◆ **THE TASK**: Reproduce the data exactly.

◆ **INPUT MATERIAL**:
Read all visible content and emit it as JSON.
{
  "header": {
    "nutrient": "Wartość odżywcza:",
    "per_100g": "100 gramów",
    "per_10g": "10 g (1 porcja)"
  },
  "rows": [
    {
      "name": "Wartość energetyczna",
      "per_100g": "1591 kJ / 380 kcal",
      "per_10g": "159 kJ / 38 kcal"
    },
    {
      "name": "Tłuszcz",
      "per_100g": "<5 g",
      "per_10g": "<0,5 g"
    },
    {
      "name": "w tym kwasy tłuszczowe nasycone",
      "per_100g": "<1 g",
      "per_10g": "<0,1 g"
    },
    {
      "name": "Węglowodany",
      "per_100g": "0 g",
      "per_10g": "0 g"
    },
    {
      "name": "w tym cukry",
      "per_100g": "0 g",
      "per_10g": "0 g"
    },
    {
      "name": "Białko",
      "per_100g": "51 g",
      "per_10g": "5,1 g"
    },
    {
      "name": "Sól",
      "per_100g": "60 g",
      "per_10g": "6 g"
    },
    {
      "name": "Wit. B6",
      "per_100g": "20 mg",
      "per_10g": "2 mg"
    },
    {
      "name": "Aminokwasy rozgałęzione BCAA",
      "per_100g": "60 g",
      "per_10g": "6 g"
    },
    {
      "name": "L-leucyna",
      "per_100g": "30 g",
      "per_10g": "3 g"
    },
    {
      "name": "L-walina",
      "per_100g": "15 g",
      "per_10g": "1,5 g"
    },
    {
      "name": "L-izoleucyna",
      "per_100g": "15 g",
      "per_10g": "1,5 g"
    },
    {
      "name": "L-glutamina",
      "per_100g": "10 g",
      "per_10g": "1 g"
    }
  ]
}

◆ **FINAL RESULT**:
Read all visible content and emit it as JSON.
{
  "header": {
    "nutrient": "Wartość odżywcza:",
    "per_100g": "100 gramów",
    "per_10g": "10 g (1 porcja)"
  },
  "rows": [
    {
      "name": "Wartość energetyczna",
      "per_100g": "1591 kJ / 380 kcal",
      "per_10g": "159 kJ / 38 kcal"
    },
    {
      "name": "Tłuszcz",
      "per_100g": "<5 g",
      "per_10g": "<0,5 g"
    },
    {
      "name": "w tym kwasy tłuszczowe nasycone",
      "per_100g": "<1 g",
      "per_10g": "<0,1 g"
    },
    {
      "name": "Węglowodany",
      "per_100g": "0 g",
      "per_10g": "0 g"
    },
    {
      "name": "w tym cukry",
      "per_100g": "0 g",
      "per_10g": "0 g"
    },
    {
      "name": "Białko",
      "per_100g": "51 g",
      "per_10g": "5,1 g"
    },
    {
      "name": "Sól",
      "per_100g": "60 g",
      "per_10g": "6 g"
    },
    {
      "name": "Wit. B6",
      "per_100g": "20 mg",
      "per_10g": "2 mg"
    },
    {
      "name": "Aminokwasy rozgałęzione BCAA",
      "per_100g": "60 g",
      "per_10g": "6 g"
    },
    {
      "name": "L-leucyna",
      "per_100g": "30 g",
      "per_10g": "3 g"
    },
    {
      "name": "L-walina",
      "per_100g": "15 g",
      "per_10g": "1,5 g"
    },
    {
      "name": "L-izoleucyna",
      "per_100g": "15 g",
      "per_10g": "1,5 g"
    },
    {
      "name": "L-glutamina",
      "per_100g": "10 g",
      "per_10g": "1 g"
    }
  ]
}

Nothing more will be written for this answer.